* _Short problem_: How many of the lines contain the string "left"? Give the number, with no other words.

* _Entries shown_:
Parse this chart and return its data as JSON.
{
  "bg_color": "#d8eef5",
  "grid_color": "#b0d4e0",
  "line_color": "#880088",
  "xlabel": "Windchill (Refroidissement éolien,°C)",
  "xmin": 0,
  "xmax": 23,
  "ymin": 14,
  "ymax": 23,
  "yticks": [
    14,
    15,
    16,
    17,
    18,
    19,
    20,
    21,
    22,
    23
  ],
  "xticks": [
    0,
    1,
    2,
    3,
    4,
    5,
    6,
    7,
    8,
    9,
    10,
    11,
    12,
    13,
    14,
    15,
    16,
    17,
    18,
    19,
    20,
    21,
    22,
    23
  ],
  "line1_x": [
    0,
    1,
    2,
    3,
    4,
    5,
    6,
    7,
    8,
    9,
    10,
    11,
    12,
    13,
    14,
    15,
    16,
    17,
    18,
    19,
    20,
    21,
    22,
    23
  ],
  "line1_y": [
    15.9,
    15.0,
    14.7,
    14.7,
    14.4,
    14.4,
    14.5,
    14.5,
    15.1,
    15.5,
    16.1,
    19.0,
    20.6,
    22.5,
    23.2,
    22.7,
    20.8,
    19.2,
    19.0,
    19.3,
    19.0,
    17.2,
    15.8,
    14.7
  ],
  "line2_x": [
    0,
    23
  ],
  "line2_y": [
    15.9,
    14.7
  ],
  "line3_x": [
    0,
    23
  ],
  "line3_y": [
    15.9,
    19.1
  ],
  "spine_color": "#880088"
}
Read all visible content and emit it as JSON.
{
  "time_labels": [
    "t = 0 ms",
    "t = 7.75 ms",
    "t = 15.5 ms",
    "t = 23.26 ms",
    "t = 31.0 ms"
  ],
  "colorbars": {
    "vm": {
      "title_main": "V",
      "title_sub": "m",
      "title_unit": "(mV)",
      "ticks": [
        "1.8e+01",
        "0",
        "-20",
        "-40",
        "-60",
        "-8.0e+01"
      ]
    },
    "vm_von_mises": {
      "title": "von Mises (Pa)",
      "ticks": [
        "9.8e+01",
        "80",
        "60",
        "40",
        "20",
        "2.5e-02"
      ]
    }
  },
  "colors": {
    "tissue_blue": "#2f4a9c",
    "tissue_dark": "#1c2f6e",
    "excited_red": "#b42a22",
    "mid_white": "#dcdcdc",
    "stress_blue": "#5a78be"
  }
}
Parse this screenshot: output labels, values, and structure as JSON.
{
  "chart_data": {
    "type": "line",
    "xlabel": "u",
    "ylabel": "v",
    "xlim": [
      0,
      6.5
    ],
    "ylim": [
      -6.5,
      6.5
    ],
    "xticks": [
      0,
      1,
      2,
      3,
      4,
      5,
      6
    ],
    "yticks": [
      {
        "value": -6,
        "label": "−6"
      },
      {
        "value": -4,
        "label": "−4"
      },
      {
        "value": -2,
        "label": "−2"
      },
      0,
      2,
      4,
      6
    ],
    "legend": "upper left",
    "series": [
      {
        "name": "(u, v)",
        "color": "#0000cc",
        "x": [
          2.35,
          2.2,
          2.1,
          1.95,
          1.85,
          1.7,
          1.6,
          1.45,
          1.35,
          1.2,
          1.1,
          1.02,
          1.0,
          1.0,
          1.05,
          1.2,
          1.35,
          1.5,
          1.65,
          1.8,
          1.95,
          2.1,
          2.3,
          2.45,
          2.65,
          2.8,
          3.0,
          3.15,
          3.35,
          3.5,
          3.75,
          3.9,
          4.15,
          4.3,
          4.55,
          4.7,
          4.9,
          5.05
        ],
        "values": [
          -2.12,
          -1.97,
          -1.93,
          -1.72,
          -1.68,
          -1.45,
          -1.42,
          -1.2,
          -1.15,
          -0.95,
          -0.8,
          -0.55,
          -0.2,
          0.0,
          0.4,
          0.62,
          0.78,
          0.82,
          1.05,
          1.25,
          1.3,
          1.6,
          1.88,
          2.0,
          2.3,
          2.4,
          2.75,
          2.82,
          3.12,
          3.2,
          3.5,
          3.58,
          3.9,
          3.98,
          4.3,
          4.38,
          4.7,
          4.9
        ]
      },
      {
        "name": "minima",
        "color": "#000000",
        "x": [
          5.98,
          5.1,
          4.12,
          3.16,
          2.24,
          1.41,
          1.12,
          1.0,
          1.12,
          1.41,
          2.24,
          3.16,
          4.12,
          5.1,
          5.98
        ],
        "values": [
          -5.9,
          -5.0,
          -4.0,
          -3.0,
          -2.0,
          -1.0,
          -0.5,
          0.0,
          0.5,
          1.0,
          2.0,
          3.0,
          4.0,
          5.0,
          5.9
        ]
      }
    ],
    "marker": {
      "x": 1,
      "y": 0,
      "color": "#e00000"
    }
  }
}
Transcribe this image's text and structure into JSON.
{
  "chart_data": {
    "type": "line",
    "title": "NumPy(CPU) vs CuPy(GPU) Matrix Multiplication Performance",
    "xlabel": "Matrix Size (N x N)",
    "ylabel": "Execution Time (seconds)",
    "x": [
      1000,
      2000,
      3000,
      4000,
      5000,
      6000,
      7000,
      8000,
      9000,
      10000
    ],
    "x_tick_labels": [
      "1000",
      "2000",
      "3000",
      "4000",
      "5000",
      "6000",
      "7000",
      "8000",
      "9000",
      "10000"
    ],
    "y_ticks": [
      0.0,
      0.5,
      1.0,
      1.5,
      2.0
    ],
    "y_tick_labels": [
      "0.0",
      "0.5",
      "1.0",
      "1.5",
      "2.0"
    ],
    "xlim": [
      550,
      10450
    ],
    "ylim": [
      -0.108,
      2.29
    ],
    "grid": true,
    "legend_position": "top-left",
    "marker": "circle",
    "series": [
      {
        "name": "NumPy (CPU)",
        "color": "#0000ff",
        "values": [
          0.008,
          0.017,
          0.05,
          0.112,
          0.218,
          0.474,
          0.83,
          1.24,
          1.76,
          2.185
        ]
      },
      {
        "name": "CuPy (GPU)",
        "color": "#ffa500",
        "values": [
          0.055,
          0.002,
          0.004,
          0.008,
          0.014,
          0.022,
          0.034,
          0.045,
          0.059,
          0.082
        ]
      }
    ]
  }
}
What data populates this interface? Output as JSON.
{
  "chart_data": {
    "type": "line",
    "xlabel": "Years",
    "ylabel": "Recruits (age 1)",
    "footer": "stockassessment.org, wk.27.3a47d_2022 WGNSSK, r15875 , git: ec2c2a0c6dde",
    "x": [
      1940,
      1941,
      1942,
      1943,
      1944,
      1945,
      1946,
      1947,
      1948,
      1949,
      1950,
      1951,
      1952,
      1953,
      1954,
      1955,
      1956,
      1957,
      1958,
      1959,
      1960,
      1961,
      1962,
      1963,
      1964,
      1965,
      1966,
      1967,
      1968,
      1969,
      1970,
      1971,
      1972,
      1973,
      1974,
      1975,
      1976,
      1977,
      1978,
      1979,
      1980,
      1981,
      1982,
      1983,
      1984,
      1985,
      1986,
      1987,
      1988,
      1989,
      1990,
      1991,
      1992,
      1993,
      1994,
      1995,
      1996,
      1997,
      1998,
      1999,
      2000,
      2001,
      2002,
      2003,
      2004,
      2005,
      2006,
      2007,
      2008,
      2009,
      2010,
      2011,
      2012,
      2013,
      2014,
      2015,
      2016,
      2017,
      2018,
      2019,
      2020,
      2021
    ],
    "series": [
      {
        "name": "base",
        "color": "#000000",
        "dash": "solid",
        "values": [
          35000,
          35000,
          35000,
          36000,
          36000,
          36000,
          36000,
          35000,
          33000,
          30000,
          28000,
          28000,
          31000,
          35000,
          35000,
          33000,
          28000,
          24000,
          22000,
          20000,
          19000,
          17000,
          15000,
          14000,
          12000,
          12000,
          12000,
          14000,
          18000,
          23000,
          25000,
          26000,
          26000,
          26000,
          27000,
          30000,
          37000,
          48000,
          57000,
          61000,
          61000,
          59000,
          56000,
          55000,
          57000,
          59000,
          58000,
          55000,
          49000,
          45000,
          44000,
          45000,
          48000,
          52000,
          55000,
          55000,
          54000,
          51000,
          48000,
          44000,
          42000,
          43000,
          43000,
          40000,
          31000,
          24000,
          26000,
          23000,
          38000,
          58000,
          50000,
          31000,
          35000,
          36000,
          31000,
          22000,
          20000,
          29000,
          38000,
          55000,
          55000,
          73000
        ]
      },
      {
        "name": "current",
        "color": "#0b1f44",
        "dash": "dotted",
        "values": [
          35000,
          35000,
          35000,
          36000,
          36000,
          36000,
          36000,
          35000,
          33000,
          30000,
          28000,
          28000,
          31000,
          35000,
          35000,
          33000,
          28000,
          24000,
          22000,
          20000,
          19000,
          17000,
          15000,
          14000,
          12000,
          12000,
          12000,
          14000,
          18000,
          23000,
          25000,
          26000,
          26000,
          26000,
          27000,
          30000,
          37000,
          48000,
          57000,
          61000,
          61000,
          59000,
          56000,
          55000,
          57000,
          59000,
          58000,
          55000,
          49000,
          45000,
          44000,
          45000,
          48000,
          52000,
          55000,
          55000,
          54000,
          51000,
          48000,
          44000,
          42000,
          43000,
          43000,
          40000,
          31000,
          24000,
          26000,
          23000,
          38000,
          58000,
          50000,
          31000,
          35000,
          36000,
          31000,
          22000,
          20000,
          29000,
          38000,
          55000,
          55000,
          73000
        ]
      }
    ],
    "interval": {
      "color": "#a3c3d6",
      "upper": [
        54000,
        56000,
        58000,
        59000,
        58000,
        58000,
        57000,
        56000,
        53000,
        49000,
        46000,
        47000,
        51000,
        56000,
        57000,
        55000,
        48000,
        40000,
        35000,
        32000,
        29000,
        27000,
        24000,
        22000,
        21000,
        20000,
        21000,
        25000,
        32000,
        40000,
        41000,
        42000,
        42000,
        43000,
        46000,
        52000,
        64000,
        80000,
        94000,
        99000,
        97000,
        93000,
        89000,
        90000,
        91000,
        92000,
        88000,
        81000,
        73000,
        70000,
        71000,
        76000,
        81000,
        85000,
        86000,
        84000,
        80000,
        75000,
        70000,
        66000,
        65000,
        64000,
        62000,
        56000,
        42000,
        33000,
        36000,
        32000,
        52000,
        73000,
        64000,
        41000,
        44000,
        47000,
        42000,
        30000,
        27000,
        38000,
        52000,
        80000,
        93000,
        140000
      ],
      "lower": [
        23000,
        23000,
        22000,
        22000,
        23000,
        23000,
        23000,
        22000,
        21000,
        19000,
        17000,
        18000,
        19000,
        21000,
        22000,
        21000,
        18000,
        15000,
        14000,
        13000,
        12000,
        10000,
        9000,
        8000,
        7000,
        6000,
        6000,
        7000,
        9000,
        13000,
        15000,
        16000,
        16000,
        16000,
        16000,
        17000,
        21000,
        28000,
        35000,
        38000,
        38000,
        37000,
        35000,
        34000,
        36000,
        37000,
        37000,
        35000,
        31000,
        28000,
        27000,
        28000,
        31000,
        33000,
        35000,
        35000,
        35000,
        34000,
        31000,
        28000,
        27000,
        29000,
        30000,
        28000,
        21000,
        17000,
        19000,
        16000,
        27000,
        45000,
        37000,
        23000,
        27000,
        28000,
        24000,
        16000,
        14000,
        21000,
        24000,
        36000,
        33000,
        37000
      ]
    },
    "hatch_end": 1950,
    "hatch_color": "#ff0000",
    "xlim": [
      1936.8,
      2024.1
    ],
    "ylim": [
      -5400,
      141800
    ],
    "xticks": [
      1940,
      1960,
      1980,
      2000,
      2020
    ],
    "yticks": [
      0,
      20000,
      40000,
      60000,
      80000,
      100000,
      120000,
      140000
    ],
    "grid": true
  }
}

* _Full answer_: 2